* GOAL OF THE EXERCISE
Read the records and gather each line that includes "icon".

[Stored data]
────────

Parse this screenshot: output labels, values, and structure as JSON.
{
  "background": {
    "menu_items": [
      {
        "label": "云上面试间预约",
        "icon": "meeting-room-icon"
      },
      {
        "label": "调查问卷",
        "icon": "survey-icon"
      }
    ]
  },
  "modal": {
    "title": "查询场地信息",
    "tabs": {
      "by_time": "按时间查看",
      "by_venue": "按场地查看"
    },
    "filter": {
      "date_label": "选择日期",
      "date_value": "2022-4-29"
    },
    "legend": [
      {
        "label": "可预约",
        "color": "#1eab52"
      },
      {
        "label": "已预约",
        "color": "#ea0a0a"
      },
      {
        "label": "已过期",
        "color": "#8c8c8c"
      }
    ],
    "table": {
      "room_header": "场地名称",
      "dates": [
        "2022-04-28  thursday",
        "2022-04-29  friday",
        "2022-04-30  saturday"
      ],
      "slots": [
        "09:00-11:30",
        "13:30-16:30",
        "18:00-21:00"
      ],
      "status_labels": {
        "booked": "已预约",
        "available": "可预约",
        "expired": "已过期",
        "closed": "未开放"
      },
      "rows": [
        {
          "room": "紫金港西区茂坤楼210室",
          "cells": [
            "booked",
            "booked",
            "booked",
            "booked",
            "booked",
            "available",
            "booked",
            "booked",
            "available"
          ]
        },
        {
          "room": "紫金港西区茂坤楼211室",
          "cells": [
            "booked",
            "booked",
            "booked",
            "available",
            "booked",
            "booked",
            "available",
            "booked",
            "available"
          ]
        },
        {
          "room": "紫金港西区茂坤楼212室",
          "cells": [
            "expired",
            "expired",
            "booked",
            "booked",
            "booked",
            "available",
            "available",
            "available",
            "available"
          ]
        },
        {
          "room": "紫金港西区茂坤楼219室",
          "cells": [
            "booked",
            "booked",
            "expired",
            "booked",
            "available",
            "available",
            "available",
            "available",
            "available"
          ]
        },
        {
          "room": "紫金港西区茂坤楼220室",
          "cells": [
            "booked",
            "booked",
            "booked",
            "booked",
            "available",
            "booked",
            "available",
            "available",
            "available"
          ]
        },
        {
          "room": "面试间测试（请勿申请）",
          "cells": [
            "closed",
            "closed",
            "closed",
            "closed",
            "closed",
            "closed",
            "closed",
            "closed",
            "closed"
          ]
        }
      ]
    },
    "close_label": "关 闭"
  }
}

────────

* RESPONSE
        "icon": "meeting-room-icon"
        "icon": "survey-icon"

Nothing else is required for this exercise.